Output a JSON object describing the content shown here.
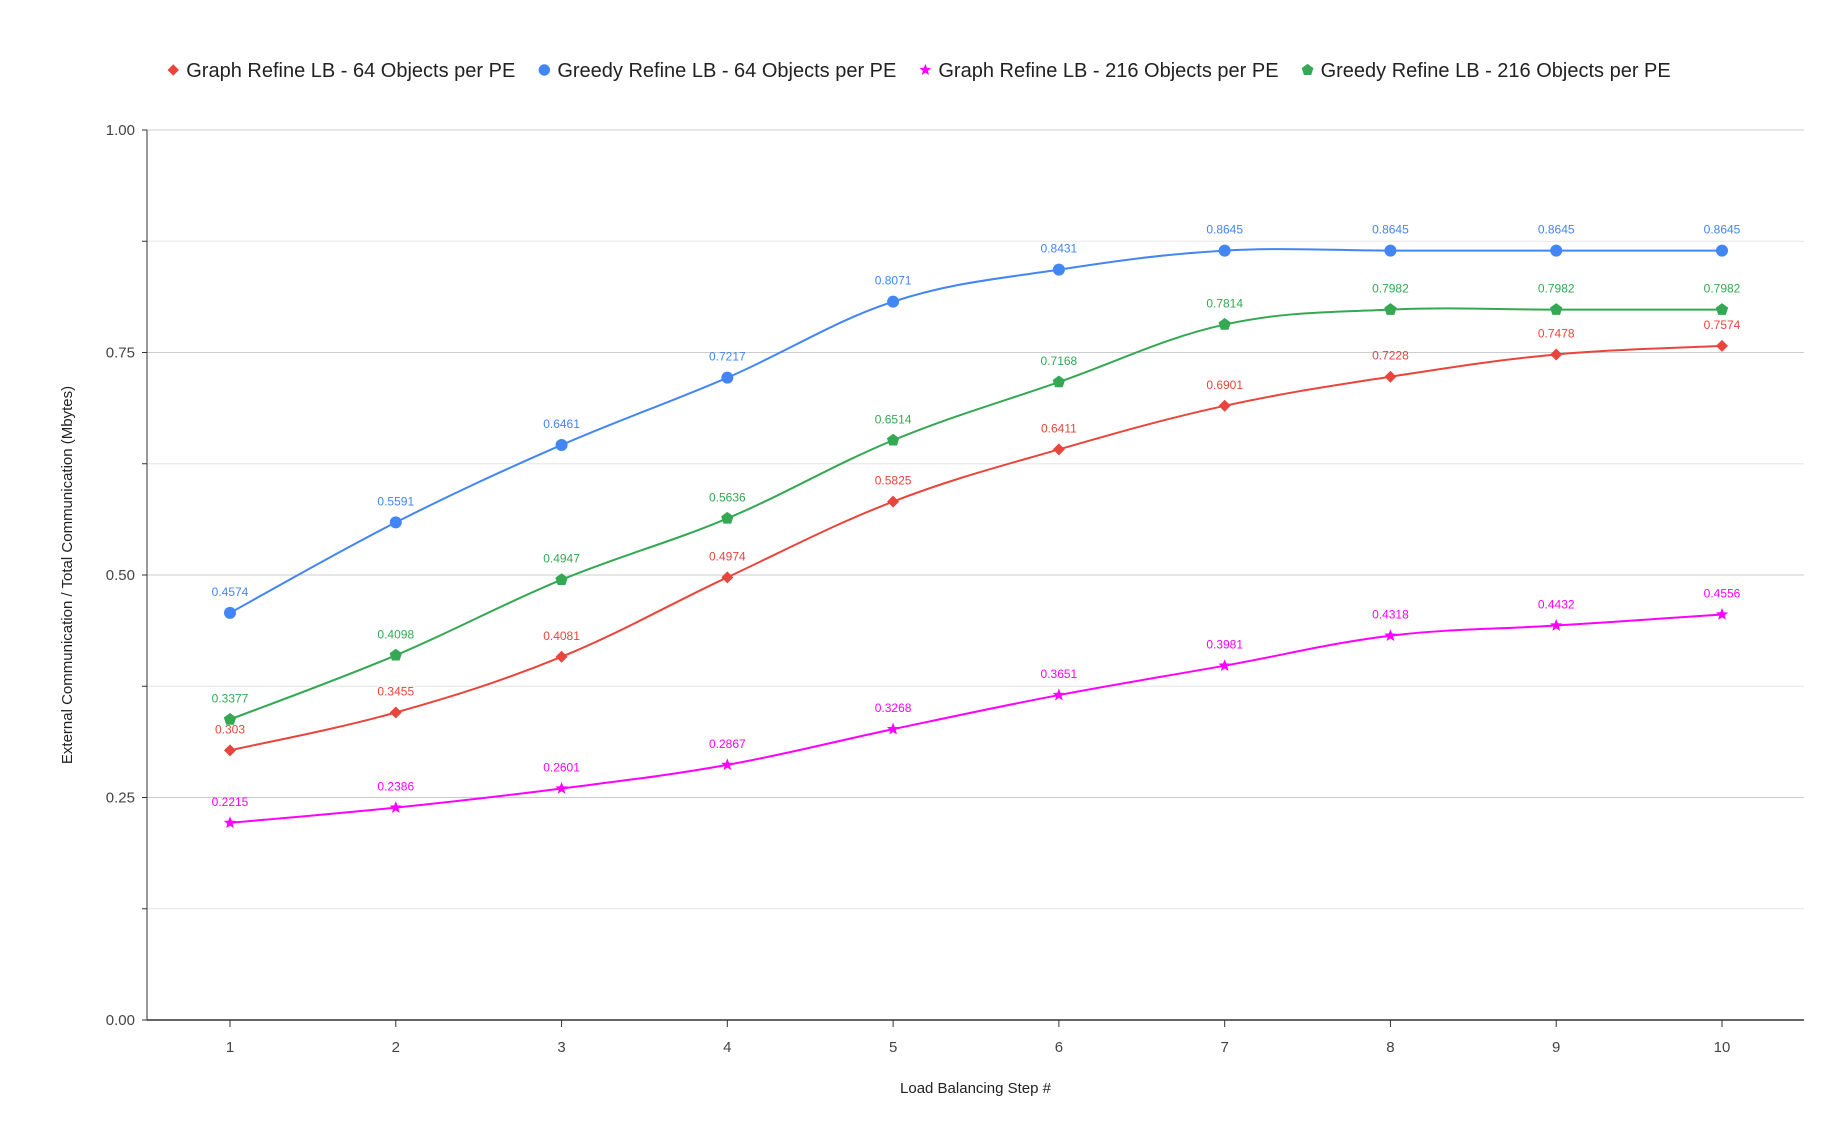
{
  "chart_data": {
    "type": "line",
    "title": "",
    "xlabel": "Load Balancing Step #",
    "ylabel": "External Communication / Total Communication (Mbytes)",
    "categories": [
      "1",
      "2",
      "3",
      "4",
      "5",
      "6",
      "7",
      "8",
      "9",
      "10"
    ],
    "ylim": [
      0,
      1
    ],
    "yticks": [
      "0.00",
      "0.25",
      "0.50",
      "0.75",
      "1.00"
    ],
    "y_tick_values": [
      0,
      0.25,
      0.5,
      0.75,
      1.0
    ],
    "grid": true,
    "legend_position": "top",
    "series": [
      {
        "name": "Graph Refine LB - 64 Objects per PE",
        "color": "#e8453c",
        "marker": "diamond",
        "values": [
          0.303,
          0.3455,
          0.4081,
          0.4974,
          0.5825,
          0.6411,
          0.6901,
          0.7228,
          0.7478,
          0.7574
        ],
        "labels": [
          "0.303",
          "0.3455",
          "0.4081",
          "0.4974",
          "0.5825",
          "0.6411",
          "0.6901",
          "0.7228",
          "0.7478",
          "0.7574"
        ]
      },
      {
        "name": "Greedy Refine LB - 64 Objects per PE",
        "color": "#4285f4",
        "marker": "circle",
        "values": [
          0.4574,
          0.5591,
          0.6461,
          0.7217,
          0.8071,
          0.8431,
          0.8645,
          0.8645,
          0.8645,
          0.8645
        ],
        "labels": [
          "0.4574",
          "0.5591",
          "0.6461",
          "0.7217",
          "0.8071",
          "0.8431",
          "0.8645",
          "0.8645",
          "0.8645",
          "0.8645"
        ]
      },
      {
        "name": "Graph Refine LB - 216 Objects per PE",
        "color": "#ff00ff",
        "marker": "star",
        "values": [
          0.2215,
          0.2386,
          0.2601,
          0.2867,
          0.3268,
          0.3651,
          0.3981,
          0.4318,
          0.4432,
          0.4556
        ],
        "labels": [
          "0.2215",
          "0.2386",
          "0.2601",
          "0.2867",
          "0.3268",
          "0.3651",
          "0.3981",
          "0.4318",
          "0.4432",
          "0.4556"
        ]
      },
      {
        "name": "Greedy Refine LB - 216 Objects per PE",
        "color": "#34a853",
        "marker": "pentagon",
        "values": [
          0.3377,
          0.4098,
          0.4947,
          0.5636,
          0.6514,
          0.7168,
          0.7814,
          0.7982,
          0.7982,
          0.7982
        ],
        "labels": [
          "0.3377",
          "0.4098",
          "0.4947",
          "0.5636",
          "0.6514",
          "0.7168",
          "0.7814",
          "0.7982",
          "0.7982",
          "0.7982"
        ]
      }
    ]
  }
}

## WHAT IS ASKED
Reproduce all of the data exactly; the pictures do not belong in the copy.

## EXERCISE RESPONSE
Output a JSON object describing the content shown here.
{
  "chart_data": {
    "type": "line",
    "title": "",
    "xlabel": "Load Balancing Step #",
    "ylabel": "External Communication / Total Communication (Mbytes)",
    "categories": [
      "1",
      "2",
      "3",
      "4",
      "5",
      "6",
      "7",
      "8",
      "9",
      "10"
    ],
    "ylim": [
      0,
      1
    ],
    "yticks": [
      "0.00",
      "0.25",
      "0.50",
      "0.75",
      "1.00"
    ],
    "y_tick_values": [
      0,
      0.25,
      0.5,
      0.75,
      1.0
    ],
    "grid": true,
    "legend_position": "top",
    "series": [
      {
        "name": "Graph Refine LB - 64 Objects per PE",
        "color": "#e8453c",
        "marker": "diamond",
        "values": [
          0.303,
          0.3455,
          0.4081,
          0.4974,
          0.5825,
          0.6411,
          0.6901,
          0.7228,
          0.7478,
          0.7574
        ],
        "labels": [
          "0.303",
          "0.3455",
          "0.4081",
          "0.4974",
          "0.5825",
          "0.6411",
          "0.6901",
          "0.7228",
          "0.7478",
          "0.7574"
        ]
      },
      {
        "name": "Greedy Refine LB - 64 Objects per PE",
        "color": "#4285f4",
        "marker": "circle",
        "values": [
          0.4574,
          0.5591,
          0.6461,
          0.7217,
          0.8071,
          0.8431,
          0.8645,
          0.8645,
          0.8645,
          0.8645
        ],
        "labels": [
          "0.4574",
          "0.5591",
          "0.6461",
          "0.7217",
          "0.8071",
          "0.8431",
          "0.8645",
          "0.8645",
          "0.8645",
          "0.8645"
        ]
      },
      {
        "name": "Graph Refine LB - 216 Objects per PE",
        "color": "#ff00ff",
        "marker": "star",
        "values": [
          0.2215,
          0.2386,
          0.2601,
          0.2867,
          0.3268,
          0.3651,
          0.3981,
          0.4318,
          0.4432,
          0.4556
        ],
        "labels": [
          "0.2215",
          "0.2386",
          "0.2601",
          "0.2867",
          "0.3268",
          "0.3651",
          "0.3981",
          "0.4318",
          "0.4432",
          "0.4556"
        ]
      },
      {
        "name": "Greedy Refine LB - 216 Objects per PE",
        "color": "#34a853",
        "marker": "pentagon",
        "values": [
          0.3377,
          0.4098,
          0.4947,
          0.5636,
          0.6514,
          0.7168,
          0.7814,
          0.7982,
          0.7982,
          0.7982
        ],
        "labels": [
          "0.3377",
          "0.4098",
          "0.4947",
          "0.5636",
          "0.6514",
          "0.7168",
          "0.7814",
          "0.7982",
          "0.7982",
          "0.7982"
        ]
      }
    ]
  }
}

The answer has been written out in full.